-- The problem --
Your task is to copy the material exactly.

(Excerpts from a figure dataset)

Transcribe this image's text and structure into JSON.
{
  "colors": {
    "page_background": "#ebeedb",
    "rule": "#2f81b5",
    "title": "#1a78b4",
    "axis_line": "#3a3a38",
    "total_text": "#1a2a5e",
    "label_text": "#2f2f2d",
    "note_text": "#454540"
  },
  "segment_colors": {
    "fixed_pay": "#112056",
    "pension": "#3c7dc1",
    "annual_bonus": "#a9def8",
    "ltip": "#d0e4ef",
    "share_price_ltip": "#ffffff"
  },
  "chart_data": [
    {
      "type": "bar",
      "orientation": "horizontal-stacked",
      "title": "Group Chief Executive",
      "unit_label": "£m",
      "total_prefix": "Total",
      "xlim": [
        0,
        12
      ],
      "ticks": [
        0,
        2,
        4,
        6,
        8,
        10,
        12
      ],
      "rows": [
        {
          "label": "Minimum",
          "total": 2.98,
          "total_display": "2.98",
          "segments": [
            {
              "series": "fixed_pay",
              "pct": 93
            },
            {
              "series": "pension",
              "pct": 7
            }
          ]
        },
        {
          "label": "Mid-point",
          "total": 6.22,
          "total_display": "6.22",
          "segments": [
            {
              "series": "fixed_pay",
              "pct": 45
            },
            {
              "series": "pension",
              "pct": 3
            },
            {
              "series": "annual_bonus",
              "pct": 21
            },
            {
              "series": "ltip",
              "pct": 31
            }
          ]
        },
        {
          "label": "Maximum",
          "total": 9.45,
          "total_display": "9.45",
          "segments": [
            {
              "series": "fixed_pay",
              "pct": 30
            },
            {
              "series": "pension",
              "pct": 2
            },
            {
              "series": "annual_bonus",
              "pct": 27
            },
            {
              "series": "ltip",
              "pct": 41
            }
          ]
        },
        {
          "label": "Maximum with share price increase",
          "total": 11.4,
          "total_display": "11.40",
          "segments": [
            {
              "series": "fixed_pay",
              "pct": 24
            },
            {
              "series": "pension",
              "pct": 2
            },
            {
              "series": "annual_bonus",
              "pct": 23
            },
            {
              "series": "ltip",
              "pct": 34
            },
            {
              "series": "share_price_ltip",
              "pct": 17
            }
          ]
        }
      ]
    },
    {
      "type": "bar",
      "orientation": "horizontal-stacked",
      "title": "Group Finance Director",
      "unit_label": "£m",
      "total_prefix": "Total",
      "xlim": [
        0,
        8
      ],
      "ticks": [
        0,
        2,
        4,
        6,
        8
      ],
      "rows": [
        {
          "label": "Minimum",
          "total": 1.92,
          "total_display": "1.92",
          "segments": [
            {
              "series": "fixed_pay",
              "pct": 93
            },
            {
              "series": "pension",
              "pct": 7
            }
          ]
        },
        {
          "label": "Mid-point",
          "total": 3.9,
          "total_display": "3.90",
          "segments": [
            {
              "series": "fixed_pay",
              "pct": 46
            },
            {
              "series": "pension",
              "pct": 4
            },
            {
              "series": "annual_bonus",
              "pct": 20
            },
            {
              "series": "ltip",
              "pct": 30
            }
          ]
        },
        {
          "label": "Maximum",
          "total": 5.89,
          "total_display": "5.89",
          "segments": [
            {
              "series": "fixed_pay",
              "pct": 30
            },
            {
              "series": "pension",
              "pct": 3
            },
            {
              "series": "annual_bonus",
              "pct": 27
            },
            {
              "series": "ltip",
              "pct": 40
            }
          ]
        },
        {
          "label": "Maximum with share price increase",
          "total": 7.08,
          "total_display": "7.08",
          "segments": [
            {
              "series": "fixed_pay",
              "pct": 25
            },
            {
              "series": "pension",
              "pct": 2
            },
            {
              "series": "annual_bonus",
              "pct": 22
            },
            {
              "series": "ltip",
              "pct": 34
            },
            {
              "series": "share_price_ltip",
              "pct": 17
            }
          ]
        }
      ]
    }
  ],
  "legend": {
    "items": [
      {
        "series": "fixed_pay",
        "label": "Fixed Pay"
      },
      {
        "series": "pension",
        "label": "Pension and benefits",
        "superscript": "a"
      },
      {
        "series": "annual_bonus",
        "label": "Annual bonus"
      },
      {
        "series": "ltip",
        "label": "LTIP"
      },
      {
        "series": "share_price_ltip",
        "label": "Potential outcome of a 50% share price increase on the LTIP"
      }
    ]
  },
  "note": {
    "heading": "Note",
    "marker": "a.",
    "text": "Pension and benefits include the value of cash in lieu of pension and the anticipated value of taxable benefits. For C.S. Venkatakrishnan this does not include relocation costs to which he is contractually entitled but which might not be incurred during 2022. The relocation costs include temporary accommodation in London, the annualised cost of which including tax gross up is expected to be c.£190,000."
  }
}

-- Answer to the problem --
Transcribe this image's text and structure into JSON.
{
  "colors": {
    "page_background": "#ebeedb",
    "rule": "#2f81b5",
    "title": "#1a78b4",
    "axis_line": "#3a3a38",
    "total_text": "#1a2a5e",
    "label_text": "#2f2f2d",
    "note_text": "#454540"
  },
  "segment_colors": {
    "fixed_pay": "#112056",
    "pension": "#3c7dc1",
    "annual_bonus": "#a9def8",
    "ltip": "#d0e4ef",
    "share_price_ltip": "#ffffff"
  },
  "chart_data": [
    {
      "type": "bar",
      "orientation": "horizontal-stacked",
      "title": "Group Chief Executive",
      "unit_label": "£m",
      "total_prefix": "Total",
      "xlim": [
        0,
        12
      ],
      "ticks": [
        0,
        2,
        4,
        6,
        8,
        10,
        12
      ],
      "rows": [
        {
          "label": "Minimum",
          "total": 2.98,
          "total_display": "2.98",
          "segments": [
            {
              "series": "fixed_pay",
              "pct": 93
            },
            {
              "series": "pension",
              "pct": 7
            }
          ]
        },
        {
          "label": "Mid-point",
          "total": 6.22,
          "total_display": "6.22",
          "segments": [
            {
              "series": "fixed_pay",
              "pct": 45
            },
            {
              "series": "pension",
              "pct": 3
            },
            {
              "series": "annual_bonus",
              "pct": 21
            },
            {
              "series": "ltip",
              "pct": 31
            }
          ]
        },
        {
          "label": "Maximum",
          "total": 9.45,
          "total_display": "9.45",
          "segments": [
            {
              "series": "fixed_pay",
              "pct": 30
            },
            {
              "series": "pension",
              "pct": 2
            },
            {
              "series": "annual_bonus",
              "pct": 27
            },
            {
              "series": "ltip",
              "pct": 41
            }
          ]
        },
        {
          "label": "Maximum with share price increase",
          "total": 11.4,
          "total_display": "11.40",
          "segments": [
            {
              "series": "fixed_pay",
              "pct": 24
            },
            {
              "series": "pension",
              "pct": 2
            },
            {
              "series": "annual_bonus",
              "pct": 23
            },
            {
              "series": "ltip",
              "pct": 34
            },
            {
              "series": "share_price_ltip",
              "pct": 17
            }
          ]
        }
      ]
    },
    {
      "type": "bar",
      "orientation": "horizontal-stacked",
      "title": "Group Finance Director",
      "unit_label": "£m",
      "total_prefix": "Total",
      "xlim": [
        0,
        8
      ],
      "ticks": [
        0,
        2,
        4,
        6,
        8
      ],
      "rows": [
        {
          "label": "Minimum",
          "total": 1.92,
          "total_display": "1.92",
          "segments": [
            {
              "series": "fixed_pay",
              "pct": 93
            },
            {
              "series": "pension",
              "pct": 7
            }
          ]
        },
        {
          "label": "Mid-point",
          "total": 3.9,
          "total_display": "3.90",
          "segments": [
            {
              "series": "fixed_pay",
              "pct": 46
            },
            {
              "series": "pension",
              "pct": 4
            },
            {
              "series": "annual_bonus",
              "pct": 20
            },
            {
              "series": "ltip",
              "pct": 30
            }
          ]
        },
        {
          "label": "Maximum",
          "total": 5.89,
          "total_display": "5.89",
          "segments": [
            {
              "series": "fixed_pay",
              "pct": 30
            },
            {
              "series": "pension",
              "pct": 3
            },
            {
              "series": "annual_bonus",
              "pct": 27
            },
            {
              "series": "ltip",
              "pct": 40
            }
          ]
        },
        {
          "label": "Maximum with share price increase",
          "total": 7.08,
          "total_display": "7.08",
          "segments": [
            {
              "series": "fixed_pay",
              "pct": 25
            },
            {
              "series": "pension",
              "pct": 2
            },
            {
              "series": "annual_bonus",
              "pct": 22
            },
            {
              "series": "ltip",
              "pct": 34
            },
            {
              "series": "share_price_ltip",
              "pct": 17
            }
          ]
        }
      ]
    }
  ],
  "legend": {
    "items": [
      {
        "series": "fixed_pay",
        "label": "Fixed Pay"
      },
      {
        "series": "pension",
        "label": "Pension and benefits",
        "superscript": "a"
      },
      {
        "series": "annual_bonus",
        "label": "Annual bonus"
      },
      {
        "series": "ltip",
        "label": "LTIP"
      },
      {
        "series": "share_price_ltip",
        "label": "Potential outcome of a 50% share price increase on the LTIP"
      }
    ]
  },
  "note": {
    "heading": "Note",
    "marker": "a.",
    "text": "Pension and benefits include the value of cash in lieu of pension and the anticipated value of taxable benefits. For C.S. Venkatakrishnan this does not include relocation costs to which he is contractually entitled but which might not be incurred during 2022. The relocation costs include temporary accommodation in London, the annualised cost of which including tax gross up is expected to be c.£190,000."
  }
}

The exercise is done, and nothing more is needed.